» Data rows:
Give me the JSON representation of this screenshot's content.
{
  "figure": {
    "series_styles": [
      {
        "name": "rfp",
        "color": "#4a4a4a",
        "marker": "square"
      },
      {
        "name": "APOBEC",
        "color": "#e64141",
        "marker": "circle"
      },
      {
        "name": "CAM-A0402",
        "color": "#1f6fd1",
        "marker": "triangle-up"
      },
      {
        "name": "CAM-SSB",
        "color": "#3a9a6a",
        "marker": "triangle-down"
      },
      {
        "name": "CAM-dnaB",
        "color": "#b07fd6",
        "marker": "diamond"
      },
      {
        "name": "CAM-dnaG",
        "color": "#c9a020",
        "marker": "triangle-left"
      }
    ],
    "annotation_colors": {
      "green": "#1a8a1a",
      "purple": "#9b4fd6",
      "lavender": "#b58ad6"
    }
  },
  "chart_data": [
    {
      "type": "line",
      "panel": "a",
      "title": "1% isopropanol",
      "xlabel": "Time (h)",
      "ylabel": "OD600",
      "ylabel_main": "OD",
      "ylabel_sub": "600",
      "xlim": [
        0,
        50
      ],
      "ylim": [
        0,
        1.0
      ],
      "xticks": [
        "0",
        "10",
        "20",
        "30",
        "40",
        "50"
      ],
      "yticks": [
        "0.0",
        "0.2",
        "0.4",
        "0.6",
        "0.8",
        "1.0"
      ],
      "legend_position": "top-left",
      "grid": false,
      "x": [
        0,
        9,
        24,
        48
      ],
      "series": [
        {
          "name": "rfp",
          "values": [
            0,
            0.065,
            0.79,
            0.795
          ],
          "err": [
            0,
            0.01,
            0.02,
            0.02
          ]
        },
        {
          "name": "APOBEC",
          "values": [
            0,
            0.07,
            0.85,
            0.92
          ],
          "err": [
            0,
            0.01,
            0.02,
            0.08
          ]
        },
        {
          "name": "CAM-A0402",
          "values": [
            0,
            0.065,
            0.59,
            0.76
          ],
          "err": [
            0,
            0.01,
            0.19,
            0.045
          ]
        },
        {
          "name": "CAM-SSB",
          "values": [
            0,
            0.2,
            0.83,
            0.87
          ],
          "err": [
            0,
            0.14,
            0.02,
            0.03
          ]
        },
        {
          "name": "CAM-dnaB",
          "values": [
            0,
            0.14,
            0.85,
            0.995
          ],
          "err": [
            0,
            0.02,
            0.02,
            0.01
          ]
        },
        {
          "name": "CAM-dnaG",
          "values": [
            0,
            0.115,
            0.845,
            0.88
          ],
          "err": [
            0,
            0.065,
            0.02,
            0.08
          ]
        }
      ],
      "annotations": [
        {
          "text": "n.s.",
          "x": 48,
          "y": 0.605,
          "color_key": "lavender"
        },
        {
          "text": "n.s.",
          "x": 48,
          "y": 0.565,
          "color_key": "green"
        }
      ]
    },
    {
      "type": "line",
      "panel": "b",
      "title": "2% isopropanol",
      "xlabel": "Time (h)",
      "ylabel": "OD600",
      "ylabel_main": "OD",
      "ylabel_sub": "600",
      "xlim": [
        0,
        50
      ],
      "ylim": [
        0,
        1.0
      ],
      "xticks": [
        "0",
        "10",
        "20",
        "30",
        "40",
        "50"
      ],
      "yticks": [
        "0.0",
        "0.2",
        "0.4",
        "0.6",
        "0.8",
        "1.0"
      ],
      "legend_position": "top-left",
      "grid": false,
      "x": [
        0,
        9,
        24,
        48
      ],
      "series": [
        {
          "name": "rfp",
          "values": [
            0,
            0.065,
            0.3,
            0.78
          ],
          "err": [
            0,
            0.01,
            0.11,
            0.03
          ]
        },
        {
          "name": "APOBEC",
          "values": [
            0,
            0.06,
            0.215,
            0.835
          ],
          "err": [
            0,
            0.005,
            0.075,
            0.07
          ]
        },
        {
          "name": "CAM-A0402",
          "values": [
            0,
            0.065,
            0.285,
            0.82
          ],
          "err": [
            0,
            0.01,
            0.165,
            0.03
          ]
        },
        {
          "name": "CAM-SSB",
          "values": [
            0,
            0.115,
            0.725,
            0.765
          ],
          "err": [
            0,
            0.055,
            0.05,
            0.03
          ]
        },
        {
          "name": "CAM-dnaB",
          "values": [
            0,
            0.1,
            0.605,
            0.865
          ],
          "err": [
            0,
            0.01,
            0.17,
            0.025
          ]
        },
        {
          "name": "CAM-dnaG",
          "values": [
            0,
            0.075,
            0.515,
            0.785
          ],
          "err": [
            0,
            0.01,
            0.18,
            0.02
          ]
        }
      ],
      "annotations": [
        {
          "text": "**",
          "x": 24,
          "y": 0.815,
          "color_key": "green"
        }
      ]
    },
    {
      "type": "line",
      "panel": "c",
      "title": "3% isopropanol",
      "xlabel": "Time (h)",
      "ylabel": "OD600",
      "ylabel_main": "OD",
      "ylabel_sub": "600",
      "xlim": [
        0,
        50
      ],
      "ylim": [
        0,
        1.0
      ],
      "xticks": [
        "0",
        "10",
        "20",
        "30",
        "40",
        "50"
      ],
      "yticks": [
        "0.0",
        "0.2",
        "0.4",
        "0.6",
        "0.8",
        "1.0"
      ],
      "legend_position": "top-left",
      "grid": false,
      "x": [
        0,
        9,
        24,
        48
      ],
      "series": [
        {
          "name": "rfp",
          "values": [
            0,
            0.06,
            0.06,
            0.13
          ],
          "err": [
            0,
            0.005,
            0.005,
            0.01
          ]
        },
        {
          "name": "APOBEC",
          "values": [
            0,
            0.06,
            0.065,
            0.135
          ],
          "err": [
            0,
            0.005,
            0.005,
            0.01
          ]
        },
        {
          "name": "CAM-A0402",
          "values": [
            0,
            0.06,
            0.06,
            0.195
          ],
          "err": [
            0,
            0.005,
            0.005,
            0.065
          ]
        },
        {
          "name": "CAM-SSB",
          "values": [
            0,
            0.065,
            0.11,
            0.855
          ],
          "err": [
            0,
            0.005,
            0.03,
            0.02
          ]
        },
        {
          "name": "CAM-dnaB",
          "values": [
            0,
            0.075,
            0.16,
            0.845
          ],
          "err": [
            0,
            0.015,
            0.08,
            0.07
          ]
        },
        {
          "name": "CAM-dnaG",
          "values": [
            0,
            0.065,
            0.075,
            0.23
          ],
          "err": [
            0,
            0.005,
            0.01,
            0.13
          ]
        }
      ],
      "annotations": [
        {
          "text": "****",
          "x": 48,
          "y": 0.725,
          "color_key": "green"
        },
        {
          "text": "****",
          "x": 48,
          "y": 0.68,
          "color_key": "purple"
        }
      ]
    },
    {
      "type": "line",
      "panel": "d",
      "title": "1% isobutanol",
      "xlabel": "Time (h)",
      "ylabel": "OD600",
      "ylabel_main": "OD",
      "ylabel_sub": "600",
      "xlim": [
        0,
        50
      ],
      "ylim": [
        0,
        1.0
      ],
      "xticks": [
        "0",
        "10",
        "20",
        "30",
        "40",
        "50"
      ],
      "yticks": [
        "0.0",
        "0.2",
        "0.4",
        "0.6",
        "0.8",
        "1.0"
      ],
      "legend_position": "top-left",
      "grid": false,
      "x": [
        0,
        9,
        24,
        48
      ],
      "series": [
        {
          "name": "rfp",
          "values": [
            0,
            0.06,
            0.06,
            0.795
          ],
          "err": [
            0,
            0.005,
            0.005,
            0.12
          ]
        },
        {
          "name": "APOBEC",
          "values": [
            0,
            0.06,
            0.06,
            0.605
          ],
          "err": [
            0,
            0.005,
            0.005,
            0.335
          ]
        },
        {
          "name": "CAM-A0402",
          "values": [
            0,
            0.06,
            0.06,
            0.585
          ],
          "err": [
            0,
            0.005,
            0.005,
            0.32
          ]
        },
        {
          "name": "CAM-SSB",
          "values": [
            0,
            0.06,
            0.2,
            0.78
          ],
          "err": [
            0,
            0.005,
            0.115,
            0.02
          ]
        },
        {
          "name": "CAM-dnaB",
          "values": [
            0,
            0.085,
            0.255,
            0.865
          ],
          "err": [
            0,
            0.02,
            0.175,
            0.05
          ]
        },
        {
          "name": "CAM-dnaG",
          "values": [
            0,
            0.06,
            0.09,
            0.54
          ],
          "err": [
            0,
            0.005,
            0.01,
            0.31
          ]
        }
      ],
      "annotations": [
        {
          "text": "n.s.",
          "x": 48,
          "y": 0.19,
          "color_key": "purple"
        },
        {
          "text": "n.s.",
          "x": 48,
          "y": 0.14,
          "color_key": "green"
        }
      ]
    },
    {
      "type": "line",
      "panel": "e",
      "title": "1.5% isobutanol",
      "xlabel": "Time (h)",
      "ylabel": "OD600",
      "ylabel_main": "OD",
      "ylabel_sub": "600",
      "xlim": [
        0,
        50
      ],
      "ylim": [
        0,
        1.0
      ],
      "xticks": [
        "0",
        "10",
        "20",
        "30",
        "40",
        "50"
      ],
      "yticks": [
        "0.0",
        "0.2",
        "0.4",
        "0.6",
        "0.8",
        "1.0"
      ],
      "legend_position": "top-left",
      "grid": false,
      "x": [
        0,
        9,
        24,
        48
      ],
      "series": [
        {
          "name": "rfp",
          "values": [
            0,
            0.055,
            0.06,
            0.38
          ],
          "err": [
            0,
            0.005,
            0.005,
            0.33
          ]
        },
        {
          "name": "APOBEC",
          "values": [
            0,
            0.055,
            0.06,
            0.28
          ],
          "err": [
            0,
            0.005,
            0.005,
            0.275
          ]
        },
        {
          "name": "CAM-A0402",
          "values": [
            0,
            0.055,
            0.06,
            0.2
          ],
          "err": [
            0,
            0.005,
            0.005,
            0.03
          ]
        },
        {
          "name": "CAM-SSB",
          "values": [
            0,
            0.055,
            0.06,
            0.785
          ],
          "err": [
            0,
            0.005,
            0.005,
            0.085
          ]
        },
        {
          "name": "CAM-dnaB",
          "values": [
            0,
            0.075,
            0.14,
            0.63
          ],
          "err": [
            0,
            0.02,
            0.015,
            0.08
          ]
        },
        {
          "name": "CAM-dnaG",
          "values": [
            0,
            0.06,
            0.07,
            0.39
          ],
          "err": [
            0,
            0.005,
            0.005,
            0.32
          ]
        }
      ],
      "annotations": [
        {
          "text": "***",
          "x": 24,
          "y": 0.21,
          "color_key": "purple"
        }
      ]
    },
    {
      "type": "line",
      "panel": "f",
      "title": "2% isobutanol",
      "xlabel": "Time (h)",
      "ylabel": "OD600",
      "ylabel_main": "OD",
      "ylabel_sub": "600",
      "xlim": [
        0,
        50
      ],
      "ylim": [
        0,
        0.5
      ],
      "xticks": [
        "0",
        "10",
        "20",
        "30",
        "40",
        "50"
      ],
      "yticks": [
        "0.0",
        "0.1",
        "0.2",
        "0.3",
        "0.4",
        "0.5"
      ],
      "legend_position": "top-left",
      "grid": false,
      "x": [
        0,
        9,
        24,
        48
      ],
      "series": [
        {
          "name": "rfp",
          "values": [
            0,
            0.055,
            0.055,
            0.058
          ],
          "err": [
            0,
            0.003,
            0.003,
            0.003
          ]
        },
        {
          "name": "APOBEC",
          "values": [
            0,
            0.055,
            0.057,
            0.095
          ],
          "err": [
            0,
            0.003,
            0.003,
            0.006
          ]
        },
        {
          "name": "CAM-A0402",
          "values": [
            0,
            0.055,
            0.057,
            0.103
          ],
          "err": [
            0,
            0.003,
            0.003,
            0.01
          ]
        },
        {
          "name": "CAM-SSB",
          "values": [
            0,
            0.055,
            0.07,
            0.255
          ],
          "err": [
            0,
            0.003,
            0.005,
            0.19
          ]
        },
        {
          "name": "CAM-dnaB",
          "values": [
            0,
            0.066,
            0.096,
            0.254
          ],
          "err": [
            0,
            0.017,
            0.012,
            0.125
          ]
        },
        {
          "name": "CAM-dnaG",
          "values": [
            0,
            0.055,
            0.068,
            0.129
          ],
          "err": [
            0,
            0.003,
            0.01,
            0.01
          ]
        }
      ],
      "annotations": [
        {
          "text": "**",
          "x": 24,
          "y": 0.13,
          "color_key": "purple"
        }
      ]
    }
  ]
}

» Stated goal: In the data above, count the lines where the word "marker" appears; reply with the number only.

» Result of this task: 6